Instruction: Extract all lines containing "Nagagamit".

------

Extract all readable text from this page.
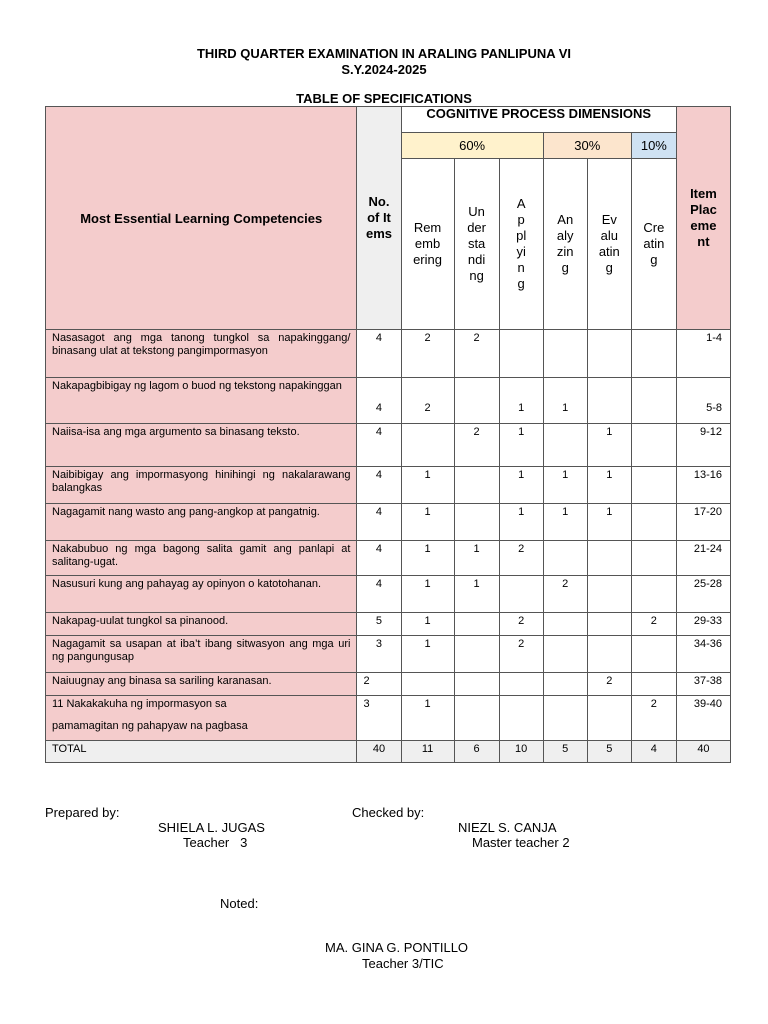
THIRD QUARTER EXAMINATION IN ARALING PANLIPUNA VI
S.Y.2024-2025
TABLE OF SPECIFICATIONS
Most Essential Learning Competencies	No. of Items	COGNITIVE PROCESS DIMENSIONS						Item Placement

		60%			30%		10%	

		Remembering	Understanding	Applying	Analyzing	Evaluating	Creating	

Nasasagot ang mga tanong tungkol sa napakinggang/ binasang ulat at tekstong pangimpormasyon	4	2	2					1-4
Nakapagbibigay ng lagom o buod ng tekstong napakinggan	4	2		1	1			5-8
Naiisa-isa ang mga argumento sa binasang teksto.	4		2	1		1		9-12
Naibibigay ang impormasyong hinihingi ng nakalarawang balangkas	4	1		1	1	1		13-16
Nagagamit nang wasto ang pang-angkop at pangatnig.	4	1		1	1	1		17-20
Nakabubuo ng mga bagong salita gamit ang panlapi at salitang-ugat.	4	1	1	2				21-24
Nasusuri kung ang pahayag ay opinyon o katotohanan.	4	1	1		2			25-28
Nakapag-uulat tungkol sa pinanood.	5	1		2			2	29-33
Nagagamit sa usapan at iba’t ibang sitwasyon ang mga uri ng pangungusap	3	1		2				34-36
Naiuugnay ang binasa sa sariling karanasan.	2					2		37-38

11 Nakakakuha ng impormasyon sa
pamamagitan ng pahapyaw na pagbasa	3	1					2	39-40
TOTAL	40	11	6	10	5	5	4	40
Prepared by:
SHIELA L. JUGAS
Teacher   3
Checked by:
NIEZL S. CANJA
Master teacher 2
Noted:
MA. GINA G. PONTILLO
Teacher 3/TIC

------

Answer to this problem:
Nagagamit nang wasto ang pang-angkop at pangatnig.	4	1		1	1	1		17-20
Nagagamit sa usapan at iba’t ibang sitwasyon ang mga uri ng pangungusap	3	1		2				34-36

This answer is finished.